» Exercise aim
Retype each line exactly. Skip images.

(Stored entries)
— Begin —
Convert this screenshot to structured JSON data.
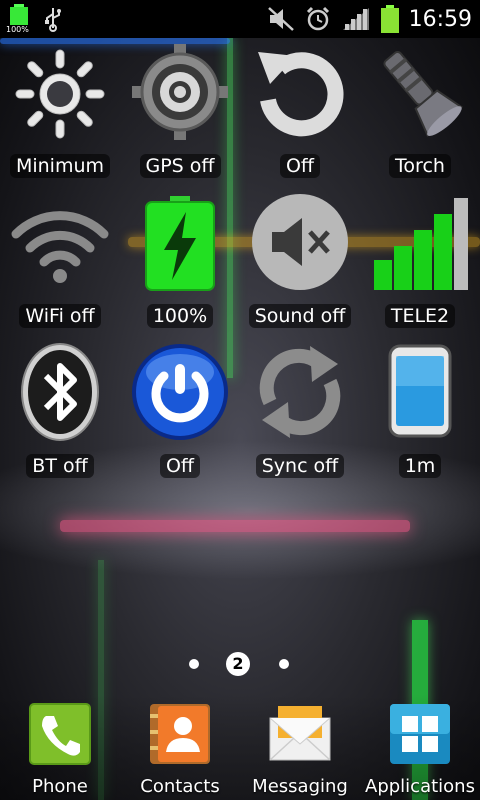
{
  "status_bar": {
    "battery_small_label": "100%",
    "time": "16:59",
    "icons": [
      "battery-icon",
      "usb-icon",
      "mute-icon",
      "alarm-icon",
      "signal-icon",
      "battery-full-icon"
    ]
  },
  "widgets": [
    {
      "label": "Minimum",
      "icon": "brightness-icon"
    },
    {
      "label": "GPS off",
      "icon": "gps-icon"
    },
    {
      "label": "Off",
      "icon": "rotate-icon"
    },
    {
      "label": "Torch",
      "icon": "torch-icon"
    },
    {
      "label": "WiFi off",
      "icon": "wifi-icon"
    },
    {
      "label": "100%",
      "icon": "battery-charging-icon"
    },
    {
      "label": "Sound off",
      "icon": "speaker-mute-icon"
    },
    {
      "label": "TELE2",
      "icon": "signal-bars-icon"
    },
    {
      "label": "BT off",
      "icon": "bluetooth-icon"
    },
    {
      "label": "Off",
      "icon": "power-icon"
    },
    {
      "label": "Sync off",
      "icon": "sync-icon"
    },
    {
      "label": "1m",
      "icon": "screen-timeout-icon"
    }
  ],
  "pager": {
    "current_page": "2"
  },
  "dock": [
    {
      "label": "Phone",
      "icon": "phone-icon"
    },
    {
      "label": "Contacts",
      "icon": "contacts-icon"
    },
    {
      "label": "Messaging",
      "icon": "messaging-icon"
    },
    {
      "label": "Applications",
      "icon": "apps-grid-icon"
    }
  ],
  "colors": {
    "accent_green": "#1fe01f",
    "blue": "#1a58d8",
    "status_bg": "#000000"
  }
}
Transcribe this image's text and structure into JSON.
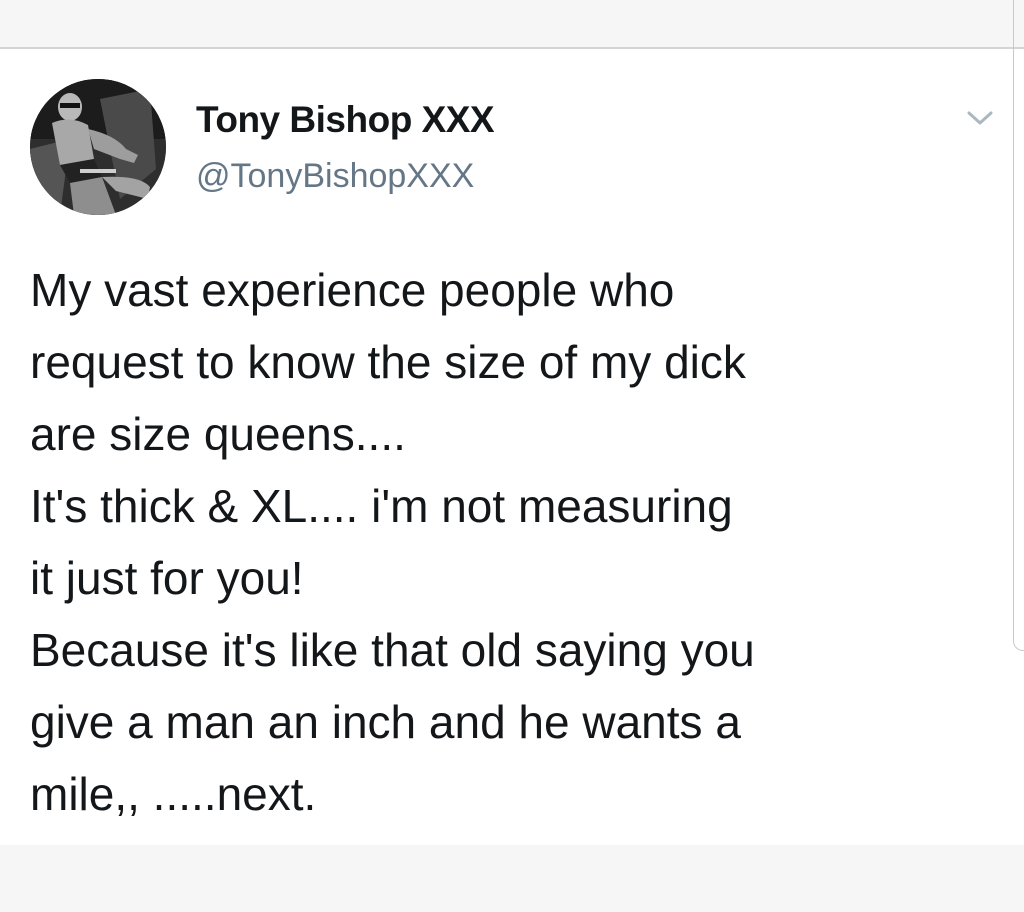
{
  "tweet": {
    "author_name": "Tony Bishop XXX",
    "author_handle": "@TonyBishopXXX",
    "text": "My vast experience people who\nrequest to know the size of my dick\nare size queens....\nIt's thick & XL.... i'm not measuring\nit just for you!\nBecause it's like that old saying you\ngive a man an inch and he wants a\nmile,, .....next."
  },
  "icons": {
    "menu": "chevron-down-icon",
    "avatar": "profile-photo"
  },
  "colors": {
    "text_primary": "#14171a",
    "text_secondary": "#657786",
    "background": "#ffffff",
    "strip": "#f6f6f6"
  }
}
— End —
» Exercise output
Convert this screenshot to structured JSON data.
{
  "status_bar": {
    "battery_small_label": "100%",
    "time": "16:59",
    "icons": [
      "battery-icon",
      "usb-icon",
      "mute-icon",
      "alarm-icon",
      "signal-icon",
      "battery-full-icon"
    ]
  },
  "widgets": [
    {
      "label": "Minimum",
      "icon": "brightness-icon"
    },
    {
      "label": "GPS off",
      "icon": "gps-icon"
    },
    {
      "label": "Off",
      "icon": "rotate-icon"
    },
    {
      "label": "Torch",
      "icon": "torch-icon"
    },
    {
      "label": "WiFi off",
      "icon": "wifi-icon"
    },
    {
      "label": "100%",
      "icon": "battery-charging-icon"
    },
    {
      "label": "Sound off",
      "icon": "speaker-mute-icon"
    },
    {
      "label": "TELE2",
      "icon": "signal-bars-icon"
    },
    {
      "label": "BT off",
      "icon": "bluetooth-icon"
    },
    {
      "label": "Off",
      "icon": "power-icon"
    },
    {
      "label": "Sync off",
      "icon": "sync-icon"
    },
    {
      "label": "1m",
      "icon": "screen-timeout-icon"
    }
  ],
  "pager": {
    "current_page": "2"
  },
  "dock": [
    {
      "label": "Phone",
      "icon": "phone-icon"
    },
    {
      "label": "Contacts",
      "icon": "contacts-icon"
    },
    {
      "label": "Messaging",
      "icon": "messaging-icon"
    },
    {
      "label": "Applications",
      "icon": "apps-grid-icon"
    }
  ],
  "colors": {
    "accent_green": "#1fe01f",
    "blue": "#1a58d8",
    "status_bg": "#000000"
  }
}
Transcribe this image's text and structure into JSON.
{
  "tweet": {
    "author_name": "Tony Bishop XXX",
    "author_handle": "@TonyBishopXXX",
    "text": "My vast experience people who\nrequest to know the size of my dick\nare size queens....\nIt's thick & XL.... i'm not measuring\nit just for you!\nBecause it's like that old saying you\ngive a man an inch and he wants a\nmile,, .....next."
  },
  "icons": {
    "menu": "chevron-down-icon",
    "avatar": "profile-photo"
  },
  "colors": {
    "text_primary": "#14171a",
    "text_secondary": "#657786",
    "background": "#ffffff",
    "strip": "#f6f6f6"
  }
}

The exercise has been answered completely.